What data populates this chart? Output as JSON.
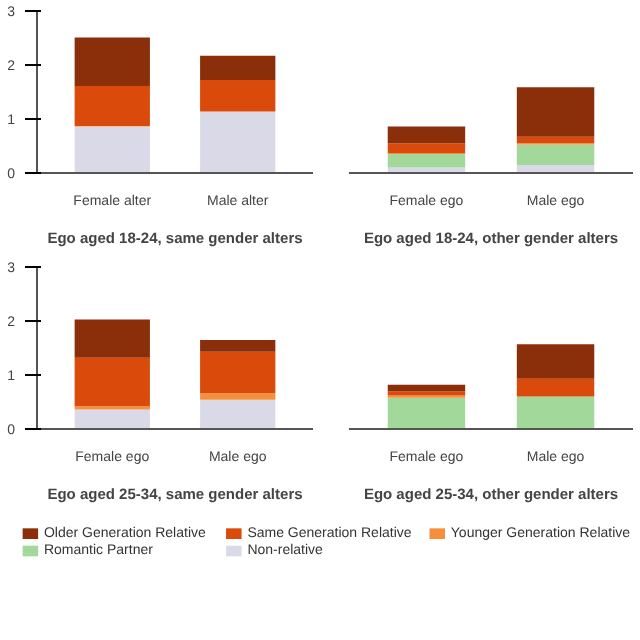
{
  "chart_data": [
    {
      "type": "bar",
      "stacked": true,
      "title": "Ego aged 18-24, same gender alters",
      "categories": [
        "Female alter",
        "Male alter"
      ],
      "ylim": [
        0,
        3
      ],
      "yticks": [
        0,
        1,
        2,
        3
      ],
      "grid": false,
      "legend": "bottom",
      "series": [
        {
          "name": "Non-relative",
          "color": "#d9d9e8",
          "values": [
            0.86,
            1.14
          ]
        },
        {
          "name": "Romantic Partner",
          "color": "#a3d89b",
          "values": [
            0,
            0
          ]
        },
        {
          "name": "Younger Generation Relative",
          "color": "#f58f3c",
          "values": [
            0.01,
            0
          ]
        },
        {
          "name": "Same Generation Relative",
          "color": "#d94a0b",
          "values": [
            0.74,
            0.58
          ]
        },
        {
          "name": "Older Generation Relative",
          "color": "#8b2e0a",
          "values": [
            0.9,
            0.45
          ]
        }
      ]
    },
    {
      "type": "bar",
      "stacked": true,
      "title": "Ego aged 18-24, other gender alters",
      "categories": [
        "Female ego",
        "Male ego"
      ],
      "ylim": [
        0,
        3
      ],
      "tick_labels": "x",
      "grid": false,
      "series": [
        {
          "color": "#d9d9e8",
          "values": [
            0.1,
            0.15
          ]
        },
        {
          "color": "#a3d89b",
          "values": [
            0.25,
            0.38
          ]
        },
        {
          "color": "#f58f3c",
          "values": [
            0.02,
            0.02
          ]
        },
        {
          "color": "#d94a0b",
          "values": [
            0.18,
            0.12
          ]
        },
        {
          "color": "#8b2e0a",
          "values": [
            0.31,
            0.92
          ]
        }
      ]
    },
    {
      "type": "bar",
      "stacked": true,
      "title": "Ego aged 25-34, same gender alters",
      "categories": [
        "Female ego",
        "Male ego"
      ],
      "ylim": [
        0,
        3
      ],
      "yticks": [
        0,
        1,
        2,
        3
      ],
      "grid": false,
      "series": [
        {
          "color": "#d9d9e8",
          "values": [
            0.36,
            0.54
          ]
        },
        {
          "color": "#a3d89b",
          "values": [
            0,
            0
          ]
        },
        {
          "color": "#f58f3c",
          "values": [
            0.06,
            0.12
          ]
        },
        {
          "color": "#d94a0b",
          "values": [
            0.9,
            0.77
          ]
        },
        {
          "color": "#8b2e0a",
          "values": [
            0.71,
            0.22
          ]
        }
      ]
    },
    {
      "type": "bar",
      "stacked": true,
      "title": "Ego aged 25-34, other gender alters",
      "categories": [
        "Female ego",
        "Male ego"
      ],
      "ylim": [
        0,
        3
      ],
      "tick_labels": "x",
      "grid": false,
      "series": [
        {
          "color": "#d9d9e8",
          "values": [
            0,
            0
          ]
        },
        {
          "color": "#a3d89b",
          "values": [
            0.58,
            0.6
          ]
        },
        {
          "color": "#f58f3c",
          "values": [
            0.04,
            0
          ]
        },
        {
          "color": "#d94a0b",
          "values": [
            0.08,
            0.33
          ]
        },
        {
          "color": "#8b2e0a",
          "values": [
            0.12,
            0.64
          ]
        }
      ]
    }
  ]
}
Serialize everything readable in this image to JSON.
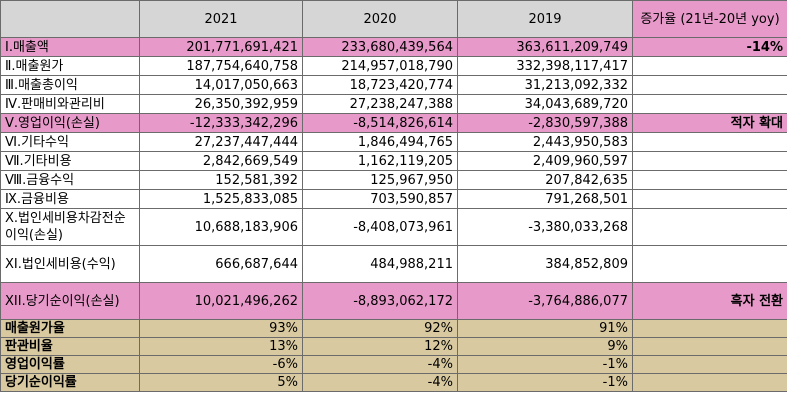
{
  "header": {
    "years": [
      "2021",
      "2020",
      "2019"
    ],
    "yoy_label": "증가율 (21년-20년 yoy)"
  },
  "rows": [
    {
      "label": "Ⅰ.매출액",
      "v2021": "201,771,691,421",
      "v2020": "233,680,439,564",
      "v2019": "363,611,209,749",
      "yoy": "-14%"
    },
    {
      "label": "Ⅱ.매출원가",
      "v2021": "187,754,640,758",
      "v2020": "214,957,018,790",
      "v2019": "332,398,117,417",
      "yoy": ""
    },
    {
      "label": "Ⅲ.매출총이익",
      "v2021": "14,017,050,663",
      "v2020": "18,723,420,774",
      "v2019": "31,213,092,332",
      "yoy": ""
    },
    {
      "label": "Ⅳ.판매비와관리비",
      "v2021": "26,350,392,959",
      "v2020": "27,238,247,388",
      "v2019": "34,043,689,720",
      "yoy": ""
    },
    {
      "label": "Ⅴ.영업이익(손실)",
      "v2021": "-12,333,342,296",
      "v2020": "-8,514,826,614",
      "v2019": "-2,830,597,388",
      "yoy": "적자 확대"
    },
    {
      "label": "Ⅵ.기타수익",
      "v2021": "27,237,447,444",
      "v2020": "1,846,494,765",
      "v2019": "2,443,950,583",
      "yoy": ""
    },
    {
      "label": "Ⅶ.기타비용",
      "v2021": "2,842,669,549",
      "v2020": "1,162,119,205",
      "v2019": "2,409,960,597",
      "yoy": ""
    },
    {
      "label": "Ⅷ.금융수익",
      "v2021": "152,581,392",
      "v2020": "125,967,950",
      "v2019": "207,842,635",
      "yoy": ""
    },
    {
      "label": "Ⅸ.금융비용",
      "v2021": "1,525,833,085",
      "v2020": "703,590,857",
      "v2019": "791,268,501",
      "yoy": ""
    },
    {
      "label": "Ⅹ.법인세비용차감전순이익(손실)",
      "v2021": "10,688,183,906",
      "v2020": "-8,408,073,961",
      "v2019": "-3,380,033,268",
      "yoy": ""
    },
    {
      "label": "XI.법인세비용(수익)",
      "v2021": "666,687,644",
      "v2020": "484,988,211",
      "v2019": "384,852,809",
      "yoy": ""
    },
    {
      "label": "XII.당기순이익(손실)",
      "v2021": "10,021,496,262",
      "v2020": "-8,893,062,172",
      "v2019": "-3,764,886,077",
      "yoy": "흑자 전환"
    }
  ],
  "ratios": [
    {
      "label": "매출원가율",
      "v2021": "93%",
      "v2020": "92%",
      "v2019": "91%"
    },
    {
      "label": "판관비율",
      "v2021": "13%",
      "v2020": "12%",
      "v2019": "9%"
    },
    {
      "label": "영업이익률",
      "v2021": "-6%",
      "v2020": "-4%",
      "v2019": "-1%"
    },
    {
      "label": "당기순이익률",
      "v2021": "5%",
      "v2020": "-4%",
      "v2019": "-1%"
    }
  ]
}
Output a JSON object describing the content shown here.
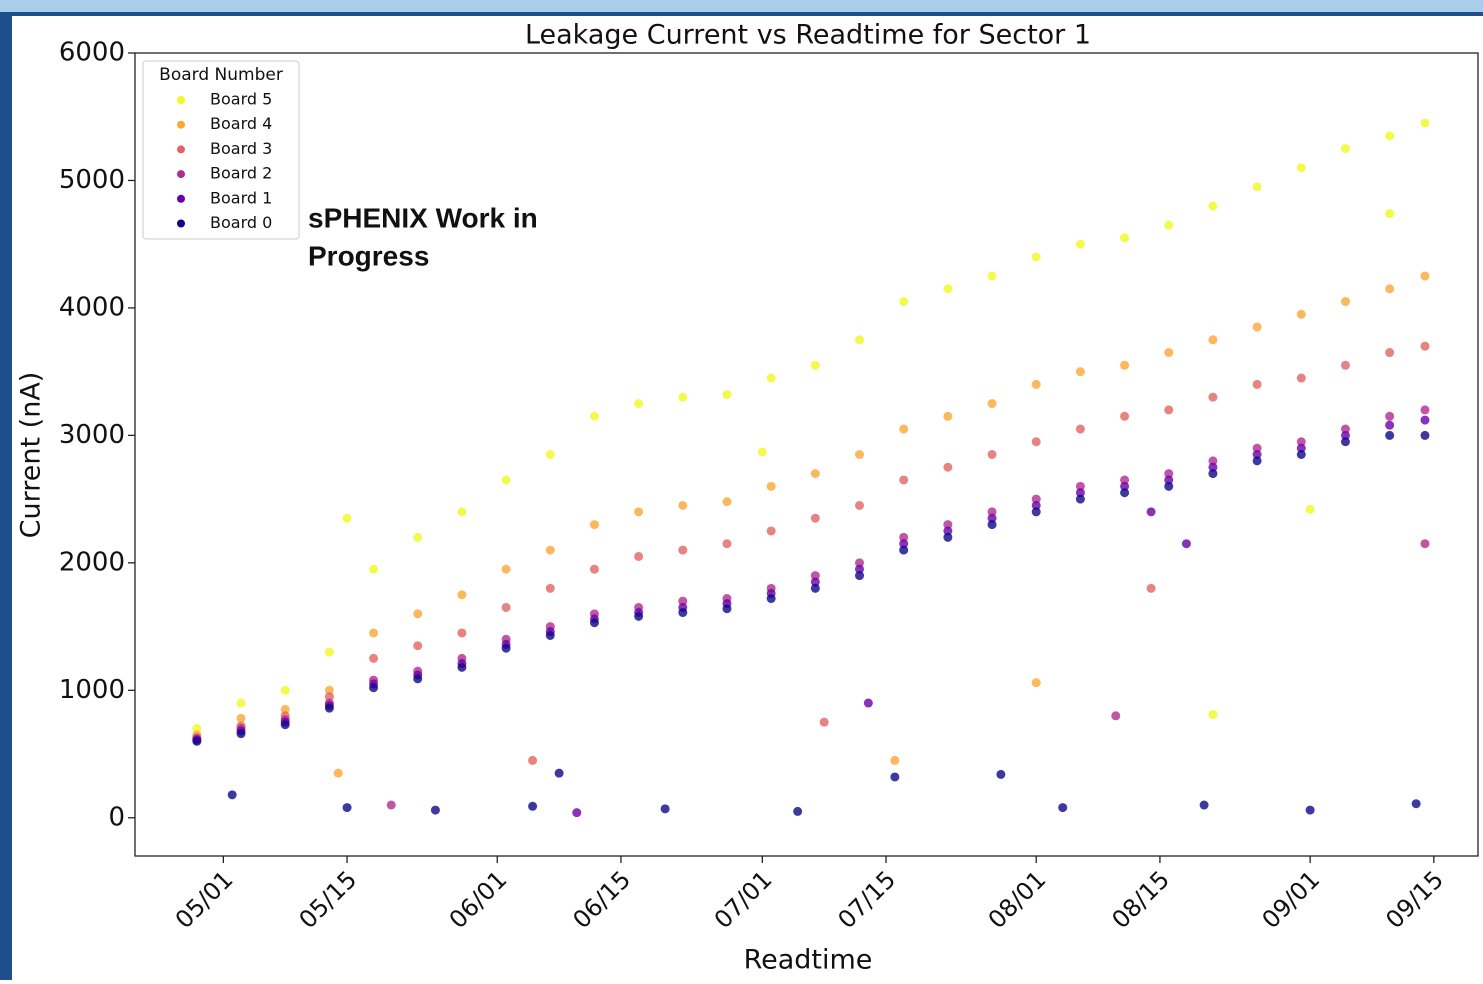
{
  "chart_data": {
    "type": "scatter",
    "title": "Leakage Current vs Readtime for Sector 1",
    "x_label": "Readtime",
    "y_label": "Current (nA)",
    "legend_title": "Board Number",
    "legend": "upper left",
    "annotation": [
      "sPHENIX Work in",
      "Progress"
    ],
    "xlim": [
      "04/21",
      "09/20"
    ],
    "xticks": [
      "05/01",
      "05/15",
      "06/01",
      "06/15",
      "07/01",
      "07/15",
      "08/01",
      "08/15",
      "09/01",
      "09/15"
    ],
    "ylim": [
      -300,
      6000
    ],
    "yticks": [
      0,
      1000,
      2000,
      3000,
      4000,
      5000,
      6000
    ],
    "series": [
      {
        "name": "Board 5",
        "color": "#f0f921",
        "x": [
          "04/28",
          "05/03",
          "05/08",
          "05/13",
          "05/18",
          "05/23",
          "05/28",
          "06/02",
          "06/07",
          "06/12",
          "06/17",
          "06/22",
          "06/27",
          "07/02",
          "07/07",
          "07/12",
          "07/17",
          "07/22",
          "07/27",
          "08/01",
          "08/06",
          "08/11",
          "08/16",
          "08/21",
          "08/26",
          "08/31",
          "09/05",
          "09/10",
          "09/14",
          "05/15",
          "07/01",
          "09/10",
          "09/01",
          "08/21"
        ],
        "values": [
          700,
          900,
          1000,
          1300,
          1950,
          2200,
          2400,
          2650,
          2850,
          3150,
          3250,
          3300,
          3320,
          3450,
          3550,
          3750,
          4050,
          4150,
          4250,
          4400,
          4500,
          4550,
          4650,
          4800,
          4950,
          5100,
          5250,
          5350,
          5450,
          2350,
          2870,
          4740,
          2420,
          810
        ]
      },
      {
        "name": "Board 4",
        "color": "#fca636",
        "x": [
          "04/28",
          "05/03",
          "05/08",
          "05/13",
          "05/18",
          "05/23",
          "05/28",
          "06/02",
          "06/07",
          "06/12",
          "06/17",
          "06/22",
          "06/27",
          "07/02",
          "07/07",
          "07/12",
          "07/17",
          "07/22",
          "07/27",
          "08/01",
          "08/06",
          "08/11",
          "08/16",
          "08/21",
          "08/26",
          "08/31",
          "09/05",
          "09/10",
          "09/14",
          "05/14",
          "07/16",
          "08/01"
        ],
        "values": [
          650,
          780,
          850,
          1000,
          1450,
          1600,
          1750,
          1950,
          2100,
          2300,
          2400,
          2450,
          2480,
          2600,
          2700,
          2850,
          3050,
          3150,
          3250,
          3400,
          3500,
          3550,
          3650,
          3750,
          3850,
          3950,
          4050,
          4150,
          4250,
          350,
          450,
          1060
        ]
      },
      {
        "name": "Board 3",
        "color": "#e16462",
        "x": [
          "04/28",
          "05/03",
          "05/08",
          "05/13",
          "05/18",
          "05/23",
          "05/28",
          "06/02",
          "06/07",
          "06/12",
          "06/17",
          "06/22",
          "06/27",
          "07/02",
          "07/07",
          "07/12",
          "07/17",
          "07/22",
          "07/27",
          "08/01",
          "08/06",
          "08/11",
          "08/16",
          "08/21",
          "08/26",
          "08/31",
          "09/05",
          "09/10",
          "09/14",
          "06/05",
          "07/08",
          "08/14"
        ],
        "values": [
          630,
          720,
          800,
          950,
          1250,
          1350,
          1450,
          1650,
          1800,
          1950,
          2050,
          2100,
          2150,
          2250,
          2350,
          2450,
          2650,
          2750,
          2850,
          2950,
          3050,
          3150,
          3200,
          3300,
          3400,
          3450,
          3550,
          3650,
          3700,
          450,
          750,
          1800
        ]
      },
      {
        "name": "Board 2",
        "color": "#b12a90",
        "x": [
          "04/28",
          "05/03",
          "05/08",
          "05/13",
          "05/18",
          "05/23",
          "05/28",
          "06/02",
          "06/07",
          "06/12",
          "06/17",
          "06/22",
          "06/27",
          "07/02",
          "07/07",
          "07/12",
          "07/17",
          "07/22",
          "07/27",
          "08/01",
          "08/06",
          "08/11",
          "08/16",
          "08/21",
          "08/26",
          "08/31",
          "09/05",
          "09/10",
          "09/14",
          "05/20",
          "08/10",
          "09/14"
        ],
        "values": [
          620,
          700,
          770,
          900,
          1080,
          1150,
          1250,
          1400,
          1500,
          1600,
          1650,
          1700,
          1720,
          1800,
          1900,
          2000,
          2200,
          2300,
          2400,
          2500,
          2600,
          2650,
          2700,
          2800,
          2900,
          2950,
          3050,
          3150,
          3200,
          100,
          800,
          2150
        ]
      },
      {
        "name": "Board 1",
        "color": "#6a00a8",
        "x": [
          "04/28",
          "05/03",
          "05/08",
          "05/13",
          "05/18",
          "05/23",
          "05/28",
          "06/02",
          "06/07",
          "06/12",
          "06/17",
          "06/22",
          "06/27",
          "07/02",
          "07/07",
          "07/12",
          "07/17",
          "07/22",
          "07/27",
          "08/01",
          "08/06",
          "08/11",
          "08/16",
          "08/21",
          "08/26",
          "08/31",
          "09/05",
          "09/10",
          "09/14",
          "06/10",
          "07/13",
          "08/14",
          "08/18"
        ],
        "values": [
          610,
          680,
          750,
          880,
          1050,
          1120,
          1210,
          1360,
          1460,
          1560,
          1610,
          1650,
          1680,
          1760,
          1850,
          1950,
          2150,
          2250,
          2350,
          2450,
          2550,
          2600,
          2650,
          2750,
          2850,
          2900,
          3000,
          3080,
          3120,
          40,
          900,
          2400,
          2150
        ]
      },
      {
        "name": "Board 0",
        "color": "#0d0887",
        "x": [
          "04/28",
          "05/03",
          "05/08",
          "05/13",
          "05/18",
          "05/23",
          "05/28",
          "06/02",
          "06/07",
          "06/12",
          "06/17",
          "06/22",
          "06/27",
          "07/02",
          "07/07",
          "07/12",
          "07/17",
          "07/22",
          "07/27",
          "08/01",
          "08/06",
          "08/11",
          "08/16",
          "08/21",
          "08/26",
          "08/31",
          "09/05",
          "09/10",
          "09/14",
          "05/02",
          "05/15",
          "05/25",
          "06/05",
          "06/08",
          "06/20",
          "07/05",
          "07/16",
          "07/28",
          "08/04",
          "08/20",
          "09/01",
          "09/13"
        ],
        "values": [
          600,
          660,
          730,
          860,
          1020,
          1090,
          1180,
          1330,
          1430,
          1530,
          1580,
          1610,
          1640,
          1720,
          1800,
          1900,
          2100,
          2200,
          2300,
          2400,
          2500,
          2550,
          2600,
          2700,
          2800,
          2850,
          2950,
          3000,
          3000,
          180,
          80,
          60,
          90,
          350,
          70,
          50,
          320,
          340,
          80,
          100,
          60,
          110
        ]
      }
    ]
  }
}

● ● ● ●

(Task requirements): Collect from the data above every line that includes "Current".

(Result for this task):
    "title": "Leakage Current vs Readtime for Sector 1",
    "y_label": "Current (nA)",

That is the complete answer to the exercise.